[START OF Records for this task]

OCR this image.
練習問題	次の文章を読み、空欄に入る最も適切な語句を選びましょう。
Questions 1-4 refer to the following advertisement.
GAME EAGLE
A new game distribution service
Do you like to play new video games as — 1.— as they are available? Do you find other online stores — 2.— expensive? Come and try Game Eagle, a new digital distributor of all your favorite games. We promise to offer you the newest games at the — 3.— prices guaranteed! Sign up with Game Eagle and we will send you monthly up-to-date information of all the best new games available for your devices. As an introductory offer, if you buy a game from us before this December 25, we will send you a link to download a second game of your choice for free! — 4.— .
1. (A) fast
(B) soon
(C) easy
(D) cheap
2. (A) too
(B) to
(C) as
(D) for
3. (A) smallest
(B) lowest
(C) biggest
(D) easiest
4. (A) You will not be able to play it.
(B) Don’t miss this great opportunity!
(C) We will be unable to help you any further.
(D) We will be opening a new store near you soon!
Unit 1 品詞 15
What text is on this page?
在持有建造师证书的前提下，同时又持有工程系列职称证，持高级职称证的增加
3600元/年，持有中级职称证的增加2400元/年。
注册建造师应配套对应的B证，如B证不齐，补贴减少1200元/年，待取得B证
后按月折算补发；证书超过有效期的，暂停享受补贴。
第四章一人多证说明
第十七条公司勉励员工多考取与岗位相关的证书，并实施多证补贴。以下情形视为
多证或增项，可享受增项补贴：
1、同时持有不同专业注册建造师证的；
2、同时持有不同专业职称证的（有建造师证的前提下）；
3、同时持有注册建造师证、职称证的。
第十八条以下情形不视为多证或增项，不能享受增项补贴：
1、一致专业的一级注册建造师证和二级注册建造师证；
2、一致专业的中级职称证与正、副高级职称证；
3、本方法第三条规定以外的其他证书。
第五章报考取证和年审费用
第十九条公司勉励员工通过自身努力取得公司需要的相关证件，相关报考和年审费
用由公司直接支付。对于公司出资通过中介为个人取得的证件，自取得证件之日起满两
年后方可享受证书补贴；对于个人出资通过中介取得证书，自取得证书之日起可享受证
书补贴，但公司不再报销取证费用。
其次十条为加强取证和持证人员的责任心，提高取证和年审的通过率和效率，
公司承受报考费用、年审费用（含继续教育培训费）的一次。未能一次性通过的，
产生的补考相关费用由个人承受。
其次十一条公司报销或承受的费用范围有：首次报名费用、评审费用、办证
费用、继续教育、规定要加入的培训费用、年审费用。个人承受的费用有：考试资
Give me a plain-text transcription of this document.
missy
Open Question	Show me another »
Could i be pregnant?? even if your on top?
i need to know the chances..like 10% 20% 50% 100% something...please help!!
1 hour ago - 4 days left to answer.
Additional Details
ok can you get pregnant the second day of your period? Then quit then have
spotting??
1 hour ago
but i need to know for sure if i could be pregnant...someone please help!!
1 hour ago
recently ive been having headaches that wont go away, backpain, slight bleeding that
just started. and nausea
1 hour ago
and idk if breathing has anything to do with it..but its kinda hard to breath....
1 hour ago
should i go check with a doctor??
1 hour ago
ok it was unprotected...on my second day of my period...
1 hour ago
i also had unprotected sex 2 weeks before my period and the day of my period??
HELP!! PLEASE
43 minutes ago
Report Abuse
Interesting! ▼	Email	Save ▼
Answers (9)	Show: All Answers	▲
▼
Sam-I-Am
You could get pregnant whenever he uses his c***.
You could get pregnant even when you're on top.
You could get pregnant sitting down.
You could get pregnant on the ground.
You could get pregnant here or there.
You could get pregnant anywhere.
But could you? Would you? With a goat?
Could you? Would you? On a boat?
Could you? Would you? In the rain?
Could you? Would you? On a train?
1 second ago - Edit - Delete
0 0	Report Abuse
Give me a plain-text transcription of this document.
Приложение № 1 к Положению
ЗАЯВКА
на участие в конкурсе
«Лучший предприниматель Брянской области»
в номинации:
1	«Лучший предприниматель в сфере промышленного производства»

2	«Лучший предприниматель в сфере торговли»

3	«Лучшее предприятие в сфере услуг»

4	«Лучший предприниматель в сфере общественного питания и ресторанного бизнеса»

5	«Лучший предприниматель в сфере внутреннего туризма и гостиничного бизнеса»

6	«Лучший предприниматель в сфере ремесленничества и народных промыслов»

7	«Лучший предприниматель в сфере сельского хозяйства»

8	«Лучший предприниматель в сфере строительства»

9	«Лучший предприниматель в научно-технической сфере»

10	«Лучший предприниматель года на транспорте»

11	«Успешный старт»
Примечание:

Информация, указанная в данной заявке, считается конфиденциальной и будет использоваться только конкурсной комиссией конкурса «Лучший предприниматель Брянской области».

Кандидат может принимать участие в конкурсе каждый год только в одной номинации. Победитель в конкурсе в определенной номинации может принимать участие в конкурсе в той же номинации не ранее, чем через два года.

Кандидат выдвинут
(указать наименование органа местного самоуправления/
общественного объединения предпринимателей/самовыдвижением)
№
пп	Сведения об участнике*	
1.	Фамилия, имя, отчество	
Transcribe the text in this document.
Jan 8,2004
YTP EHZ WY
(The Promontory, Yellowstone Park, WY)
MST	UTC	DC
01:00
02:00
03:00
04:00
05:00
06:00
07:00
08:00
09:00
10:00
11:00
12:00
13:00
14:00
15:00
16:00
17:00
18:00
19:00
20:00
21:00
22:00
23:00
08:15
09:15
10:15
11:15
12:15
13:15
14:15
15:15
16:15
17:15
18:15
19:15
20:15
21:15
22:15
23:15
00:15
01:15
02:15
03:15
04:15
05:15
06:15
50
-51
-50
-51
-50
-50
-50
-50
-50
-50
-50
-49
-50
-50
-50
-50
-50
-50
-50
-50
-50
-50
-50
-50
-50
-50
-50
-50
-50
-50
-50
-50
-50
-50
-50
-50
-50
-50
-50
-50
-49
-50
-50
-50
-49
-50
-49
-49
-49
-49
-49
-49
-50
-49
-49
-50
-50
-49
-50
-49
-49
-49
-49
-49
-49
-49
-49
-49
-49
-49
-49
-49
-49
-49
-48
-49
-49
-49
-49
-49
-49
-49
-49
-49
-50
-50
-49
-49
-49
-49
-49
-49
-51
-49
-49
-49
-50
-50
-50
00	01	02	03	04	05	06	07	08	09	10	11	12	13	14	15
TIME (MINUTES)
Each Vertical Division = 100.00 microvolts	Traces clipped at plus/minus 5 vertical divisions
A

[END OF Records for this task]

In the records, locate each line holding the string "Брянской" and copy it.

«Лучший предприниматель Брянской области»
Информация, указанная в данной заявке, считается конфиденциальной и будет использоваться только конкурсной комиссией конкурса «Лучший предприниматель Брянской области».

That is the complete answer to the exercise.